== Raw records ==

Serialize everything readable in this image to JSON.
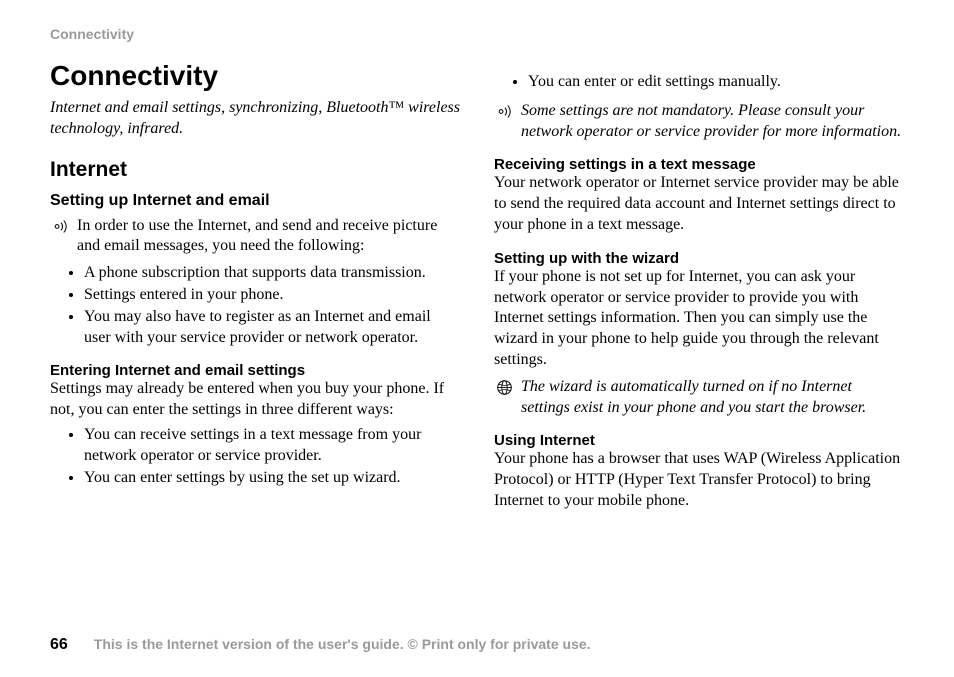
{
  "header": "Connectivity",
  "title": "Connectivity",
  "subtitle": "Internet and email settings, synchronizing, Bluetooth™ wireless technology, infrared.",
  "section_heading": "Internet",
  "sub1": {
    "heading": "Setting up Internet and email",
    "intro": "In order to use the Internet, and send and receive picture and email messages, you need the following:",
    "items": [
      "A phone subscription that supports data transmission.",
      "Settings entered in your phone.",
      "You may also have to register as an Internet and email user with your service provider or network operator."
    ]
  },
  "sub2": {
    "heading": "Entering Internet and email settings",
    "body": "Settings may already be entered when you buy your phone. If not, you can enter the settings in three different ways:",
    "items": [
      "You can receive settings in a text message from your network operator or service provider.",
      "You can enter settings by using the set up wizard.",
      "You can enter or edit settings manually."
    ]
  },
  "note1": "Some settings are not mandatory. Please consult your network operator or service provider for more information.",
  "sub3": {
    "heading": "Receiving settings in a text message",
    "body": "Your network operator or Internet service provider may be able to send the required data account and Internet settings direct to your phone in a text message."
  },
  "sub4": {
    "heading": "Setting up with the wizard",
    "body": "If your phone is not set up for Internet, you can ask your network operator or service provider to provide you with Internet settings information. Then you can simply use the wizard in your phone to help guide you through the relevant settings."
  },
  "note2": "The wizard is automatically turned on if no Internet settings exist in your phone and you start the browser.",
  "sub5": {
    "heading": "Using Internet",
    "body": "Your phone has a browser that uses WAP (Wireless Application Protocol) or HTTP (Hyper Text Transfer Protocol) to bring Internet to your mobile phone."
  },
  "footer": {
    "page": "66",
    "text": "This is the Internet version of the user's guide. © Print only for private use."
  }
}
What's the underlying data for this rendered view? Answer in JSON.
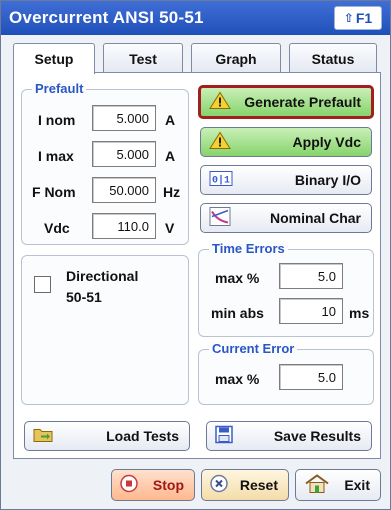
{
  "window": {
    "title": "Overcurrent ANSI 50-51",
    "help_label": "F1"
  },
  "tabs": [
    {
      "label": "Setup",
      "active": true
    },
    {
      "label": "Test",
      "active": false
    },
    {
      "label": "Graph",
      "active": false
    },
    {
      "label": "Status",
      "active": false
    }
  ],
  "prefault": {
    "title": "Prefault",
    "fields": [
      {
        "label": "I nom",
        "value": "5.000",
        "unit": "A"
      },
      {
        "label": "I max",
        "value": "5.000",
        "unit": "A"
      },
      {
        "label": "F Nom",
        "value": "50.000",
        "unit": "Hz"
      },
      {
        "label": "Vdc",
        "value": "110.0",
        "unit": "V"
      }
    ]
  },
  "directional": {
    "label_line1": "Directional",
    "label_line2": "50-51",
    "checked": false
  },
  "actions": {
    "generate_prefault": "Generate Prefault",
    "apply_vdc": "Apply Vdc",
    "binary_io": "Binary I/O",
    "nominal_char": "Nominal Char"
  },
  "time_errors": {
    "title": "Time Errors",
    "max_pct_label": "max %",
    "max_pct_value": "5.0",
    "min_abs_label": "min abs",
    "min_abs_value": "10",
    "min_abs_unit": "ms"
  },
  "current_error": {
    "title": "Current Error",
    "max_pct_label": "max %",
    "max_pct_value": "5.0"
  },
  "files": {
    "load_tests": "Load Tests",
    "save_results": "Save Results"
  },
  "bottom": {
    "stop": "Stop",
    "reset": "Reset",
    "exit": "Exit"
  },
  "colors": {
    "title_bar": "#2a5bc9",
    "group_title": "#2a56c6",
    "green_button": "#86d46b",
    "alert_border": "#a31e1e",
    "stop_button": "#ffc9a6"
  }
}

== The request ==
Extract all lines of the records above that include "data".

== Reply to the task ==
      "A phone subscription that supports data transmission.",
    "body": "Your network operator or Internet service provider may be able to send the required data account and Internet settings direct to your phone in a text message."
What's the underlying data for this rendered view? Answer in JSON.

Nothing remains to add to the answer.